--- Dataset items ---
● ● ● ● ●

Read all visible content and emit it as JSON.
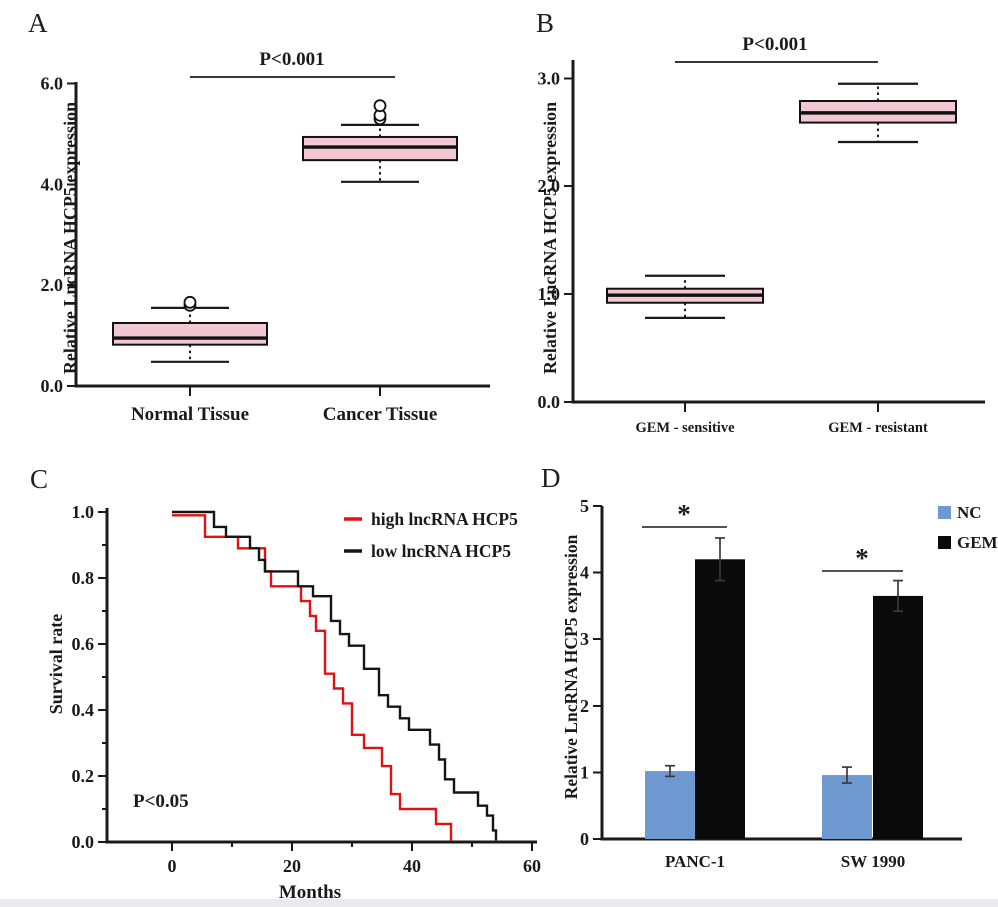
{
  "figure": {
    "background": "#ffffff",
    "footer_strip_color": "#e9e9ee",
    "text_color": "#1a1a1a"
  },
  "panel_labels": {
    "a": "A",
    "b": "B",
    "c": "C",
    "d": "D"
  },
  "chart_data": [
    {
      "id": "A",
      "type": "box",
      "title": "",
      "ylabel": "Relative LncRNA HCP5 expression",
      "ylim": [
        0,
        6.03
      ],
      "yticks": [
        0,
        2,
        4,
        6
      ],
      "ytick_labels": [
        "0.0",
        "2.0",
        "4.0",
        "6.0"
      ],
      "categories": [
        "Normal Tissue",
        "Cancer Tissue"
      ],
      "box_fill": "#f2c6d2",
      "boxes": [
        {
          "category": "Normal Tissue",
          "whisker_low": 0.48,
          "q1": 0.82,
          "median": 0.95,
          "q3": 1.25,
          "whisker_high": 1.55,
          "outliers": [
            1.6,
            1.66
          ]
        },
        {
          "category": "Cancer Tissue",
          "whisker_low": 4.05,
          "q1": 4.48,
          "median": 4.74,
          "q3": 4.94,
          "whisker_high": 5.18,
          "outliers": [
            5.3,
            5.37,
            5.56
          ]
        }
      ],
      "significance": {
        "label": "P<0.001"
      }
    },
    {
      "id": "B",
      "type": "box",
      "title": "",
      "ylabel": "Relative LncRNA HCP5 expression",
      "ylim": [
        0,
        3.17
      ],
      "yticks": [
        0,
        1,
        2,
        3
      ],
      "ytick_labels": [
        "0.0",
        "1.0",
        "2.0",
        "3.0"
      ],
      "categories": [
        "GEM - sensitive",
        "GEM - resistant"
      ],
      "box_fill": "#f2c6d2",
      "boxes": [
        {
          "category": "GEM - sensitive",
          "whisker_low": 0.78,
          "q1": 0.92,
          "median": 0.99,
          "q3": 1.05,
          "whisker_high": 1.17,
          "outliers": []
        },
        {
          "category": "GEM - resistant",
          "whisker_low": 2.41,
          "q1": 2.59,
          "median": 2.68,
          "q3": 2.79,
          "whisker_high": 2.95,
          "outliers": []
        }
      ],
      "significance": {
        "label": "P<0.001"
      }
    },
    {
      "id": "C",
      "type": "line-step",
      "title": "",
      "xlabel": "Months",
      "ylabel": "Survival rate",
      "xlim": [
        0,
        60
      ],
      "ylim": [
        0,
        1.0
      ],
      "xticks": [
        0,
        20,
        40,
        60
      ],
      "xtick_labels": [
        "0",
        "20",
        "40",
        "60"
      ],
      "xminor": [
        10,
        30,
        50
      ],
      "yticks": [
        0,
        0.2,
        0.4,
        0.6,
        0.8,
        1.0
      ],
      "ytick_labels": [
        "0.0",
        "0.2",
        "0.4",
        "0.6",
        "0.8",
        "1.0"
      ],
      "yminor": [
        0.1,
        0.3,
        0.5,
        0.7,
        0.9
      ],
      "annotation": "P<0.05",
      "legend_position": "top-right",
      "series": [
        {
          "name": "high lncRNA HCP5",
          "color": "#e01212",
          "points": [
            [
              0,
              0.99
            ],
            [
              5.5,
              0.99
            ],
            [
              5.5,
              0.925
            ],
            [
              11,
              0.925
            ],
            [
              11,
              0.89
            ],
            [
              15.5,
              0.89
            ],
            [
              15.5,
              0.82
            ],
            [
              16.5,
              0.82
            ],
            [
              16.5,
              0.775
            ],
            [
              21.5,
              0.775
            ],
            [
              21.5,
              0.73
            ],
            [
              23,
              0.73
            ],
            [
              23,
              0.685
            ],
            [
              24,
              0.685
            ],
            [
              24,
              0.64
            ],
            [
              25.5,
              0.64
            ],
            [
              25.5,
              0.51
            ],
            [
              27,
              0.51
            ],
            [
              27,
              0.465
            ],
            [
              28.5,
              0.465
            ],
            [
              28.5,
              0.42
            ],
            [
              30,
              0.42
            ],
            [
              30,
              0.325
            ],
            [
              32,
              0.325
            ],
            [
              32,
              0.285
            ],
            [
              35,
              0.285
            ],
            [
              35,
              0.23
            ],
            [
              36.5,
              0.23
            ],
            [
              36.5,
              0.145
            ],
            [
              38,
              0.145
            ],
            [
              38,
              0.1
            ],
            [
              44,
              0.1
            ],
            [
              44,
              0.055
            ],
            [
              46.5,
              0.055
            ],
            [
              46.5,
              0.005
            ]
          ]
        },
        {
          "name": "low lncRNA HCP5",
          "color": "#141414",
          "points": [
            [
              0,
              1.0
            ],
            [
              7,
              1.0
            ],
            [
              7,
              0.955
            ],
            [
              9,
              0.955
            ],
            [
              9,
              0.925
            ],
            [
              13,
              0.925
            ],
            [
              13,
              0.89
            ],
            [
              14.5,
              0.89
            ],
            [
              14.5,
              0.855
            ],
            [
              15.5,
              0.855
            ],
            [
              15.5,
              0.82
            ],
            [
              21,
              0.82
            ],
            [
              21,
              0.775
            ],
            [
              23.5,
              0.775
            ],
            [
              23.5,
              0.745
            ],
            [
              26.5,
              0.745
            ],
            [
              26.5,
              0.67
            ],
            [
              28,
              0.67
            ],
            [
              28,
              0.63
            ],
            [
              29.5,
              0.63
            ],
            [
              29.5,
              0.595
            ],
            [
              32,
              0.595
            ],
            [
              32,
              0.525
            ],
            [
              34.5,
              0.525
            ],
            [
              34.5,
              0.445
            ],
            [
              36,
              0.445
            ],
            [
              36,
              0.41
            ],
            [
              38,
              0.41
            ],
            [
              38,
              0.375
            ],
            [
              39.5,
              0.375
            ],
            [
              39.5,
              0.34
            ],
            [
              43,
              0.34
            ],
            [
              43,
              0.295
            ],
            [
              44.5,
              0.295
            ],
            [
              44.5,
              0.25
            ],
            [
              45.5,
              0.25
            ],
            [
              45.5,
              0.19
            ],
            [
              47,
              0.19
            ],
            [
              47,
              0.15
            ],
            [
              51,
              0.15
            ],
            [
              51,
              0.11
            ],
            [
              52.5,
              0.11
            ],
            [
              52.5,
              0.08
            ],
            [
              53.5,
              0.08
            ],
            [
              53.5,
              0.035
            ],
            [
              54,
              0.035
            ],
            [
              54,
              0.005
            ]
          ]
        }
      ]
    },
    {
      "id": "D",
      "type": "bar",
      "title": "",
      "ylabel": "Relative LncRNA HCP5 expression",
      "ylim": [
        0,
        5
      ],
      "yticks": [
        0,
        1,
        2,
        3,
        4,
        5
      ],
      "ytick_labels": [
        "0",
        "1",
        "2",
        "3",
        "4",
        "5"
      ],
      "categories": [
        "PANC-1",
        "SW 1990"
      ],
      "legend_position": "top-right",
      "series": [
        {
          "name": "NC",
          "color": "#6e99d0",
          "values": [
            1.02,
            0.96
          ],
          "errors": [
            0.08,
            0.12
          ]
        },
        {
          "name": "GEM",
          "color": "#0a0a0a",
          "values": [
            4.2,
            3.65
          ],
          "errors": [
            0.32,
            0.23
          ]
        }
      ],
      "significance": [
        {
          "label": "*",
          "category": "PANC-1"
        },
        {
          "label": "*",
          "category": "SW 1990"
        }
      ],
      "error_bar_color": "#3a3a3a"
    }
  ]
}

● ● ● ● ●

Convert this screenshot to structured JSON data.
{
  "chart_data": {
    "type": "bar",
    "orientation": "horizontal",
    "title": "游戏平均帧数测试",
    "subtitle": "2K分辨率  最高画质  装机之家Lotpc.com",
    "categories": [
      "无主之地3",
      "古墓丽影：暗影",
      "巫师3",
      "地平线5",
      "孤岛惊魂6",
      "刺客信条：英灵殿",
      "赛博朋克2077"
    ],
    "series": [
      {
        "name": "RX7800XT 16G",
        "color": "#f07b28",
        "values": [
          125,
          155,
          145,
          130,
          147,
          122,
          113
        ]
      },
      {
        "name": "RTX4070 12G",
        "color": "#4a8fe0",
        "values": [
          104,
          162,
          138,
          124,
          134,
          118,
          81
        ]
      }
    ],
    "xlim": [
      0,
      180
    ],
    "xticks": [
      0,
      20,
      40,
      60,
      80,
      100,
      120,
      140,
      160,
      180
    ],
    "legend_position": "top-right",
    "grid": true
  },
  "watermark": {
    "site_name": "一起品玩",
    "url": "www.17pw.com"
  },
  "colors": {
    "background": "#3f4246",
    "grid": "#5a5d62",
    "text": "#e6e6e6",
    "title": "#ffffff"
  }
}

● ● ● ● ●

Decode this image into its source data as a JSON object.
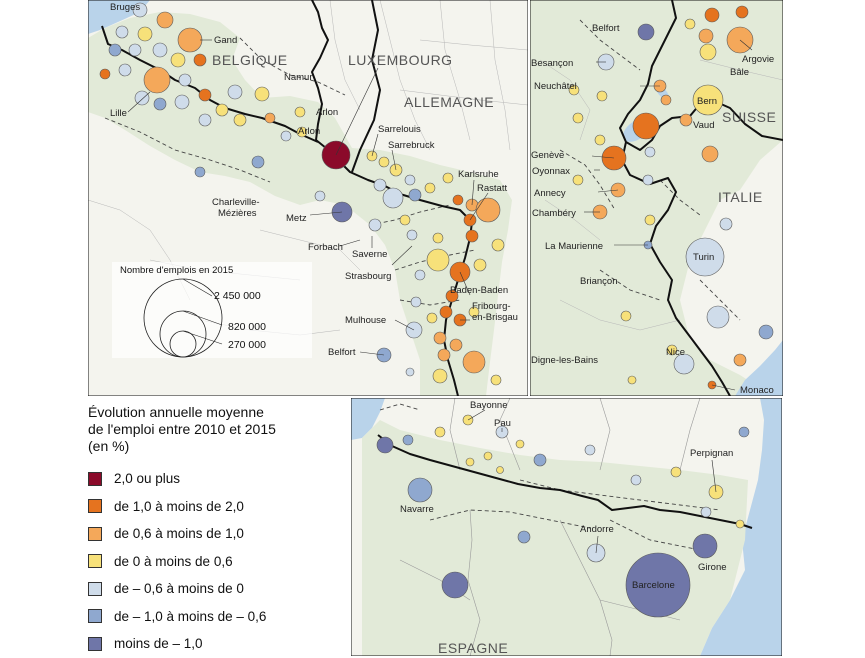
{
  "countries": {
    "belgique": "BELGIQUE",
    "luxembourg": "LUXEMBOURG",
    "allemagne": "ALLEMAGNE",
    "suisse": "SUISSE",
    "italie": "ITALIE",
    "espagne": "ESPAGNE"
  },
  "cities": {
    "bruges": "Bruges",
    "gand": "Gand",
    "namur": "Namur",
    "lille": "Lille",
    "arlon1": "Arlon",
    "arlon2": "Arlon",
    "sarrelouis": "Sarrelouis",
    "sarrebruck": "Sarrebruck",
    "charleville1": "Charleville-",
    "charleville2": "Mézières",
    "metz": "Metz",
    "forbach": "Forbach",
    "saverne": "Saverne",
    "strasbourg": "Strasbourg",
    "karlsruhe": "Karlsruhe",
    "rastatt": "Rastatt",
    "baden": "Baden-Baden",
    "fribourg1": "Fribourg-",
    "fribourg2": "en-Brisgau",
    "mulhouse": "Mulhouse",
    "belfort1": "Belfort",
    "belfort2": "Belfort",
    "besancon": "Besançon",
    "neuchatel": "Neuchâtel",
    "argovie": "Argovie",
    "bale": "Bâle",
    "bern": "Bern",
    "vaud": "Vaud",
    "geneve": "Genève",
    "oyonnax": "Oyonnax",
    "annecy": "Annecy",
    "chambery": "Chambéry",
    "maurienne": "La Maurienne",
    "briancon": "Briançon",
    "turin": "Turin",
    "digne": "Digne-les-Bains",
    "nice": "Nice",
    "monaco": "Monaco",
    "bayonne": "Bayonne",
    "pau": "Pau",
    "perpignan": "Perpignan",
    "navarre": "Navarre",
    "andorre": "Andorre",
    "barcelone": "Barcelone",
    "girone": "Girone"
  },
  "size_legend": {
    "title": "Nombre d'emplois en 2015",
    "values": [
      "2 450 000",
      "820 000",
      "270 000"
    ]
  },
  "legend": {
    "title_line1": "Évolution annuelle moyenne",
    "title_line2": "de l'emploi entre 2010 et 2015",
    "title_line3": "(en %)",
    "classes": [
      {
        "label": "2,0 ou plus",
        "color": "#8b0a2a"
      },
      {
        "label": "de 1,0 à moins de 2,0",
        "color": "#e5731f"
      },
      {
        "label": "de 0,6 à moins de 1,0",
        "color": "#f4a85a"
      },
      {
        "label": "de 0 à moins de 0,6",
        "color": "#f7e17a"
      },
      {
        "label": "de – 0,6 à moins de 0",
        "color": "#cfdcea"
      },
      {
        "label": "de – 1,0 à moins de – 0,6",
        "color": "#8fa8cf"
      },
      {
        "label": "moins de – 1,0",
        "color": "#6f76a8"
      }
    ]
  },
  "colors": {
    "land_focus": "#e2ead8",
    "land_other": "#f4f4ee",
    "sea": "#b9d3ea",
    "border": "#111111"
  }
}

● ● ● ● ●

--- Exercise directions ---
Count the lines in which the string "JSON" appears, then report only that figure.

--- Response below ---
3